Exercise aim: Each entry below is to be duplicated verbatim.

Dataset rows:
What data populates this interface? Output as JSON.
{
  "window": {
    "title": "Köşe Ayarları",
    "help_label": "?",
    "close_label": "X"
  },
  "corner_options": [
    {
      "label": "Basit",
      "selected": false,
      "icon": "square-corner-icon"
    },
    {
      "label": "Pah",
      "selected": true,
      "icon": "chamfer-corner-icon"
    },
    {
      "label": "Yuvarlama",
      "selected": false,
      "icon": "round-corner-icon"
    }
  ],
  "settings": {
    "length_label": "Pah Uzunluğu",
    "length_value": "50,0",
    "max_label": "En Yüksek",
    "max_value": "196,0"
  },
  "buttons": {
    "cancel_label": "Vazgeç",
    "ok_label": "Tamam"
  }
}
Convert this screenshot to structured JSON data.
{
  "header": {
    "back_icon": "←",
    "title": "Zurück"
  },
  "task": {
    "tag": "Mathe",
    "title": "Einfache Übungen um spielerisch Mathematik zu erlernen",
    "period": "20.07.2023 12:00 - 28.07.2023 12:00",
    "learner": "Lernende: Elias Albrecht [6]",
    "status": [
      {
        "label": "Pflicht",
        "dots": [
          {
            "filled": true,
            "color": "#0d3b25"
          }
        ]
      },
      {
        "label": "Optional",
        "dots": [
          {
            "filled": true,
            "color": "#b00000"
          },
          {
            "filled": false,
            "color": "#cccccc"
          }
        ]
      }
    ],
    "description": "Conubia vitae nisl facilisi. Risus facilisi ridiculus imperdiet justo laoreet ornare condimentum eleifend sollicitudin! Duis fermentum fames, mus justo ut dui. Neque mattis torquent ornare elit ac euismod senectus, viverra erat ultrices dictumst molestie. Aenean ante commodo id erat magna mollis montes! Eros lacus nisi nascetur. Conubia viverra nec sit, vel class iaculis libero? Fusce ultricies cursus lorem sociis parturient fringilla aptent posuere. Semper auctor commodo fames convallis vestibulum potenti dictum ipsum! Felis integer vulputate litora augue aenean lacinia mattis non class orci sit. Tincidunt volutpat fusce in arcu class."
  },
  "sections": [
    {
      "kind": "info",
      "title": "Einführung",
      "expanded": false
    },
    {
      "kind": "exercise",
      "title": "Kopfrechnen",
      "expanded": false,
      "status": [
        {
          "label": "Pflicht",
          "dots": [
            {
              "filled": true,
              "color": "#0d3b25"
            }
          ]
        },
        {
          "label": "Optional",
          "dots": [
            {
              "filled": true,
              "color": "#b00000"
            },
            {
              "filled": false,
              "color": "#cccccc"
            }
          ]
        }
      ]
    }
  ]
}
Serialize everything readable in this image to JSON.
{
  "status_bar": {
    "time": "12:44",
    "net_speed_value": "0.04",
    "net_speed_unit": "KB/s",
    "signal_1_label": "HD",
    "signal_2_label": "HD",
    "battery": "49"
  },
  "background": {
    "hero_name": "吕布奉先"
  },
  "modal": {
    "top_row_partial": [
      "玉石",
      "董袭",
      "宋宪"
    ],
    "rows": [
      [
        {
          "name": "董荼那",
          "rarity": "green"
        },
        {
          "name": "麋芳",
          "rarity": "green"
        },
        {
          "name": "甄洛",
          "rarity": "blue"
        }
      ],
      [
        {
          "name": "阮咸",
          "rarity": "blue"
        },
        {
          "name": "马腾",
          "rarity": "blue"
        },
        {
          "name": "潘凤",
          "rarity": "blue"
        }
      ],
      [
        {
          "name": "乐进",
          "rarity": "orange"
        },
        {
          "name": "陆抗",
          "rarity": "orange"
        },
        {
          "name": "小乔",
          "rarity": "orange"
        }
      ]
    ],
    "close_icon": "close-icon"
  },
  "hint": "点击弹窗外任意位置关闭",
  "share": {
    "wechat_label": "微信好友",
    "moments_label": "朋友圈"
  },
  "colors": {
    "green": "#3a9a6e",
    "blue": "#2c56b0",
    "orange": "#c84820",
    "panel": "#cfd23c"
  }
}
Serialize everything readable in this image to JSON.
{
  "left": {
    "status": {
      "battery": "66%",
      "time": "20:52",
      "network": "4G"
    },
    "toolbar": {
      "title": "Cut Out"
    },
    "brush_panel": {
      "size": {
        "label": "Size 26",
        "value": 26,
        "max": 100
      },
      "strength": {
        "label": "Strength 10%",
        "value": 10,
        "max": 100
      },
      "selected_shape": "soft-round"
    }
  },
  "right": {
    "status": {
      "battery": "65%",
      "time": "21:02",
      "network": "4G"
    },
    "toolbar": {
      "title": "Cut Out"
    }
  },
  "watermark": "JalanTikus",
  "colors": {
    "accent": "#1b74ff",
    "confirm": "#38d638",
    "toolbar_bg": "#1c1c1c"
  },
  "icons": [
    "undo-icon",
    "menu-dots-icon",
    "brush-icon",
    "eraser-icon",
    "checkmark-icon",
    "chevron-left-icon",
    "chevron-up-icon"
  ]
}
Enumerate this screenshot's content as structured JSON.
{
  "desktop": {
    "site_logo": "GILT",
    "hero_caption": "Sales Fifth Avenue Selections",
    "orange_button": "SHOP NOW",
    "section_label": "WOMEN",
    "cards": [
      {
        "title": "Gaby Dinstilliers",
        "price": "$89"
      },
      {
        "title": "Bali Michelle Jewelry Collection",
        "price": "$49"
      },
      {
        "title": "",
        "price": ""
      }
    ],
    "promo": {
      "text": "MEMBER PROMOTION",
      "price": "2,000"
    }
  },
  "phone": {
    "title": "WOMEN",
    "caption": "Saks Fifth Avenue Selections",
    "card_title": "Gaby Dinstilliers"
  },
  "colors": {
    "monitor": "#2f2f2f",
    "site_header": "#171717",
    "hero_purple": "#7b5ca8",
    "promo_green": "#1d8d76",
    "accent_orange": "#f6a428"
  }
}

Full answer:
What data populates this interface? Output as JSON.
{
  "window": {
    "title": "Köşe Ayarları",
    "help_label": "?",
    "close_label": "X"
  },
  "corner_options": [
    {
      "label": "Basit",
      "selected": false,
      "icon": "square-corner-icon"
    },
    {
      "label": "Pah",
      "selected": true,
      "icon": "chamfer-corner-icon"
    },
    {
      "label": "Yuvarlama",
      "selected": false,
      "icon": "round-corner-icon"
    }
  ],
  "settings": {
    "length_label": "Pah Uzunluğu",
    "length_value": "50,0",
    "max_label": "En Yüksek",
    "max_value": "196,0"
  },
  "buttons": {
    "cancel_label": "Vazgeç",
    "ok_label": "Tamam"
  }
}
Convert this screenshot to structured JSON data.
{
  "header": {
    "back_icon": "←",
    "title": "Zurück"
  },
  "task": {
    "tag": "Mathe",
    "title": "Einfache Übungen um spielerisch Mathematik zu erlernen",
    "period": "20.07.2023 12:00 - 28.07.2023 12:00",
    "learner": "Lernende: Elias Albrecht [6]",
    "status": [
      {
        "label": "Pflicht",
        "dots": [
          {
            "filled": true,
            "color": "#0d3b25"
          }
        ]
      },
      {
        "label": "Optional",
        "dots": [
          {
            "filled": true,
            "color": "#b00000"
          },
          {
            "filled": false,
            "color": "#cccccc"
          }
        ]
      }
    ],
    "description": "Conubia vitae nisl facilisi. Risus facilisi ridiculus imperdiet justo laoreet ornare condimentum eleifend sollicitudin! Duis fermentum fames, mus justo ut dui. Neque mattis torquent ornare elit ac euismod senectus, viverra erat ultrices dictumst molestie. Aenean ante commodo id erat magna mollis montes! Eros lacus nisi nascetur. Conubia viverra nec sit, vel class iaculis libero? Fusce ultricies cursus lorem sociis parturient fringilla aptent posuere. Semper auctor commodo fames convallis vestibulum potenti dictum ipsum! Felis integer vulputate litora augue aenean lacinia mattis non class orci sit. Tincidunt volutpat fusce in arcu class."
  },
  "sections": [
    {
      "kind": "info",
      "title": "Einführung",
      "expanded": false
    },
    {
      "kind": "exercise",
      "title": "Kopfrechnen",
      "expanded": false,
      "status": [
        {
          "label": "Pflicht",
          "dots": [
            {
              "filled": true,
              "color": "#0d3b25"
            }
          ]
        },
        {
          "label": "Optional",
          "dots": [
            {
              "filled": true,
              "color": "#b00000"
            },
            {
              "filled": false,
              "color": "#cccccc"
            }
          ]
        }
      ]
    }
  ]
}
Serialize everything readable in this image to JSON.
{
  "status_bar": {
    "time": "12:44",
    "net_speed_value": "0.04",
    "net_speed_unit": "KB/s",
    "signal_1_label": "HD",
    "signal_2_label": "HD",
    "battery": "49"
  },
  "background": {
    "hero_name": "吕布奉先"
  },
  "modal": {
    "top_row_partial": [
      "玉石",
      "董袭",
      "宋宪"
    ],
    "rows": [
      [
        {
          "name": "董荼那",
          "rarity": "green"
        },
        {
          "name": "麋芳",
          "rarity": "green"
        },
        {
          "name": "甄洛",
          "rarity": "blue"
        }
      ],
      [
        {
          "name": "阮咸",
          "rarity": "blue"
        },
        {
          "name": "马腾",
          "rarity": "blue"
        },
        {
          "name": "潘凤",
          "rarity": "blue"
        }
      ],
      [
        {
          "name": "乐进",
          "rarity": "orange"
        },
        {
          "name": "陆抗",
          "rarity": "orange"
        },
        {
          "name": "小乔",
          "rarity": "orange"
        }
      ]
    ],
    "close_icon": "close-icon"
  },
  "hint": "点击弹窗外任意位置关闭",
  "share": {
    "wechat_label": "微信好友",
    "moments_label": "朋友圈"
  },
  "colors": {
    "green": "#3a9a6e",
    "blue": "#2c56b0",
    "orange": "#c84820",
    "panel": "#cfd23c"
  }
}
Serialize everything readable in this image to JSON.
{
  "left": {
    "status": {
      "battery": "66%",
      "time": "20:52",
      "network": "4G"
    },
    "toolbar": {
      "title": "Cut Out"
    },
    "brush_panel": {
      "size": {
        "label": "Size 26",
        "value": 26,
        "max": 100
      },
      "strength": {
        "label": "Strength 10%",
        "value": 10,
        "max": 100
      },
      "selected_shape": "soft-round"
    }
  },
  "right": {
    "status": {
      "battery": "65%",
      "time": "21:02",
      "network": "4G"
    },
    "toolbar": {
      "title": "Cut Out"
    }
  },
  "watermark": "JalanTikus",
  "colors": {
    "accent": "#1b74ff",
    "confirm": "#38d638",
    "toolbar_bg": "#1c1c1c"
  },
  "icons": [
    "undo-icon",
    "menu-dots-icon",
    "brush-icon",
    "eraser-icon",
    "checkmark-icon",
    "chevron-left-icon",
    "chevron-up-icon"
  ]
}
Enumerate this screenshot's content as structured JSON.
{
  "desktop": {
    "site_logo": "GILT",
    "hero_caption": "Sales Fifth Avenue Selections",
    "orange_button": "SHOP NOW",
    "section_label": "WOMEN",
    "cards": [
      {
        "title": "Gaby Dinstilliers",
        "price": "$89"
      },
      {
        "title": "Bali Michelle Jewelry Collection",
        "price": "$49"
      },
      {
        "title": "",
        "price": ""
      }
    ],
    "promo": {
      "text": "MEMBER PROMOTION",
      "price": "2,000"
    }
  },
  "phone": {
    "title": "WOMEN",
    "caption": "Saks Fifth Avenue Selections",
    "card_title": "Gaby Dinstilliers"
  },
  "colors": {
    "monitor": "#2f2f2f",
    "site_header": "#171717",
    "hero_purple": "#7b5ca8",
    "promo_green": "#1d8d76",
    "accent_orange": "#f6a428"
  }
}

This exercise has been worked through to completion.